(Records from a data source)
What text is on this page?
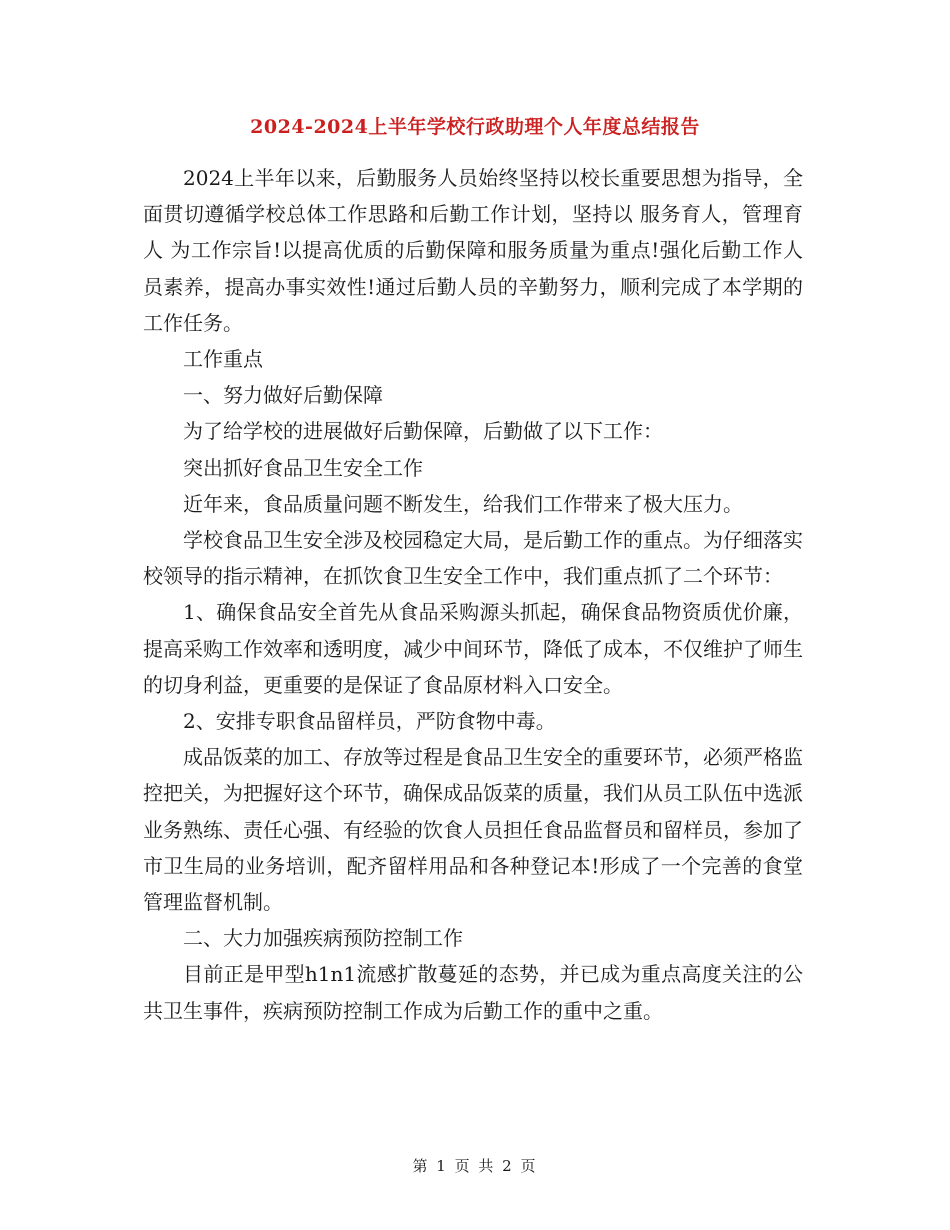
2024-2024上半年学校行政助理个人年度总结报告

2024上半年以来，后勤服务人员始终坚持以校长重要思想为指导，全面贯切遵循学校总体工作思路和后勤工作计划，坚持以 服务育人，管理育人 为工作宗旨!以提高优质的后勤保障和服务质量为重点!强化后勤工作人员素养，提高办事实效性!通过后勤人员的辛勤努力，顺利完成了本学期的工作任务。

工作重点

一、努力做好后勤保障

为了给学校的进展做好后勤保障，后勤做了以下工作：

突出抓好食品卫生安全工作

近年来，食品质量问题不断发生，给我们工作带来了极大压力。

学校食品卫生安全涉及校园稳定大局，是后勤工作的重点。为仔细落实校领导的指示精神，在抓饮食卫生安全工作中，我们重点抓了二个环节：

1、确保食品安全首先从食品采购源头抓起，确保食品物资质优价廉，提高采购工作效率和透明度，减少中间环节，降低了成本，不仅维护了师生的切身利益，更重要的是保证了食品原材料入口安全。

2、安排专职食品留样员，严防食物中毒。

成品饭菜的加工、存放等过程是食品卫生安全的重要环节，必须严格监控把关，为把握好这个环节，确保成品饭菜的质量，我们从员工队伍中选派业务熟练、责任心强、有经验的饮食人员担任食品监督员和留样员，参加了市卫生局的业务培训，配齐留样用品和各种登记本!形成了一个完善的食堂管理监督机制。

二、大力加强疾病预防控制工作

目前正是甲型h1n1流感扩散蔓延的态势，并已成为重点高度关注的公共卫生事件，疾病预防控制工作成为后勤工作的重中之重。

第 1 页 共 2 页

> **Work to be completed**: Retype each entry precisely. Skip images entirely.

> **Response to this task**:
What text is on this page?
2024-2024上半年学校行政助理个人年度总结报告

2024上半年以来，后勤服务人员始终坚持以校长重要思想为指导，全面贯切遵循学校总体工作思路和后勤工作计划，坚持以 服务育人，管理育人 为工作宗旨!以提高优质的后勤保障和服务质量为重点!强化后勤工作人员素养，提高办事实效性!通过后勤人员的辛勤努力，顺利完成了本学期的工作任务。

工作重点

一、努力做好后勤保障

为了给学校的进展做好后勤保障，后勤做了以下工作：

突出抓好食品卫生安全工作

近年来，食品质量问题不断发生，给我们工作带来了极大压力。

学校食品卫生安全涉及校园稳定大局，是后勤工作的重点。为仔细落实校领导的指示精神，在抓饮食卫生安全工作中，我们重点抓了二个环节：

1、确保食品安全首先从食品采购源头抓起，确保食品物资质优价廉，提高采购工作效率和透明度，减少中间环节，降低了成本，不仅维护了师生的切身利益，更重要的是保证了食品原材料入口安全。

2、安排专职食品留样员，严防食物中毒。

成品饭菜的加工、存放等过程是食品卫生安全的重要环节，必须严格监控把关，为把握好这个环节，确保成品饭菜的质量，我们从员工队伍中选派业务熟练、责任心强、有经验的饮食人员担任食品监督员和留样员，参加了市卫生局的业务培训，配齐留样用品和各种登记本!形成了一个完善的食堂管理监督机制。

二、大力加强疾病预防控制工作

目前正是甲型h1n1流感扩散蔓延的态势，并已成为重点高度关注的公共卫生事件，疾病预防控制工作成为后勤工作的重中之重。

第 1 页 共 2 页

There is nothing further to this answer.